■ **Task description**:
Repeat the whole of the data, keeping every detail the same.

■ **Record excerpts**:

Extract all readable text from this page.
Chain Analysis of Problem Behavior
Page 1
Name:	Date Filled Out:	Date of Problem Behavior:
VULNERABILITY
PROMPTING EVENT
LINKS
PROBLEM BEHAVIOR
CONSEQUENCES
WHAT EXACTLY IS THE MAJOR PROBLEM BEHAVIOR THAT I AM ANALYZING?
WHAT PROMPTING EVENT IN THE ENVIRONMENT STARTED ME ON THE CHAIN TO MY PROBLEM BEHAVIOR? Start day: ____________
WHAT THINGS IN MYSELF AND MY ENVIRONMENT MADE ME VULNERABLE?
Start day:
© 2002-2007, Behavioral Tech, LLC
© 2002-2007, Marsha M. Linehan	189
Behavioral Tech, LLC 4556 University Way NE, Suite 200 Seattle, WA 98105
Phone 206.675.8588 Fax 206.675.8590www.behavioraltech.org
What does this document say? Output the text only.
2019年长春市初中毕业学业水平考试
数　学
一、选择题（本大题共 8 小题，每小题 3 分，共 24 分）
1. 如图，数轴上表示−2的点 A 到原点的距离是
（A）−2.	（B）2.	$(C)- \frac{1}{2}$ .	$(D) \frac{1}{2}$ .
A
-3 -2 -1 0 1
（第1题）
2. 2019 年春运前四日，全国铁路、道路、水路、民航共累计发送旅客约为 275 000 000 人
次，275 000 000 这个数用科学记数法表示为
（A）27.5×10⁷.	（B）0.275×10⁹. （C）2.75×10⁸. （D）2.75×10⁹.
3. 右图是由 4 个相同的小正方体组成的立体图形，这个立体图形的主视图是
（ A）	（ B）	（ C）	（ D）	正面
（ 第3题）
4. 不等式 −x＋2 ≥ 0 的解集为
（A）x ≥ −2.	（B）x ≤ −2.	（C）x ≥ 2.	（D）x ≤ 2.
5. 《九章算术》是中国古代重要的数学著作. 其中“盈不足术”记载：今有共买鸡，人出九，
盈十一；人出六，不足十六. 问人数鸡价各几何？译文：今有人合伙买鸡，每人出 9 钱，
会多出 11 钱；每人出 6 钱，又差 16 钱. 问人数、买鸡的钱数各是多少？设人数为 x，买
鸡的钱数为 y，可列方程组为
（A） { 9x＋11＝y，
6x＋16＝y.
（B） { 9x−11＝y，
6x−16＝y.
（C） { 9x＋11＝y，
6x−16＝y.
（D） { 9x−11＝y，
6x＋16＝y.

■ **Solution for this task**:
Extract all readable text from this page.
Chain Analysis of Problem Behavior
Page 1
Name:	Date Filled Out:	Date of Problem Behavior:
VULNERABILITY
PROMPTING EVENT
LINKS
PROBLEM BEHAVIOR
CONSEQUENCES
WHAT EXACTLY IS THE MAJOR PROBLEM BEHAVIOR THAT I AM ANALYZING?
WHAT PROMPTING EVENT IN THE ENVIRONMENT STARTED ME ON THE CHAIN TO MY PROBLEM BEHAVIOR? Start day: ____________
WHAT THINGS IN MYSELF AND MY ENVIRONMENT MADE ME VULNERABLE?
Start day:
© 2002-2007, Behavioral Tech, LLC
© 2002-2007, Marsha M. Linehan	189
Behavioral Tech, LLC 4556 University Way NE, Suite 200 Seattle, WA 98105
Phone 206.675.8588 Fax 206.675.8590www.behavioraltech.org
What does this document say? Output the text only.
2019年长春市初中毕业学业水平考试
数　学
一、选择题（本大题共 8 小题，每小题 3 分，共 24 分）
1. 如图，数轴上表示−2的点 A 到原点的距离是
（A）−2.	（B）2.	$(C)- \frac{1}{2}$ .	$(D) \frac{1}{2}$ .
A
-3 -2 -1 0 1
（第1题）
2. 2019 年春运前四日，全国铁路、道路、水路、民航共累计发送旅客约为 275 000 000 人
次，275 000 000 这个数用科学记数法表示为
（A）27.5×10⁷.	（B）0.275×10⁹. （C）2.75×10⁸. （D）2.75×10⁹.
3. 右图是由 4 个相同的小正方体组成的立体图形，这个立体图形的主视图是
（ A）	（ B）	（ C）	（ D）	正面
（ 第3题）
4. 不等式 −x＋2 ≥ 0 的解集为
（A）x ≥ −2.	（B）x ≤ −2.	（C）x ≥ 2.	（D）x ≤ 2.
5. 《九章算术》是中国古代重要的数学著作. 其中“盈不足术”记载：今有共买鸡，人出九，
盈十一；人出六，不足十六. 问人数鸡价各几何？译文：今有人合伙买鸡，每人出 9 钱，
会多出 11 钱；每人出 6 钱，又差 16 钱. 问人数、买鸡的钱数各是多少？设人数为 x，买
鸡的钱数为 y，可列方程组为
（A） { 9x＋11＝y，
6x＋16＝y.
（B） { 9x−11＝y，
6x−16＝y.
（C） { 9x＋11＝y，
6x−16＝y.
（D） { 9x−11＝y，
6x＋16＝y.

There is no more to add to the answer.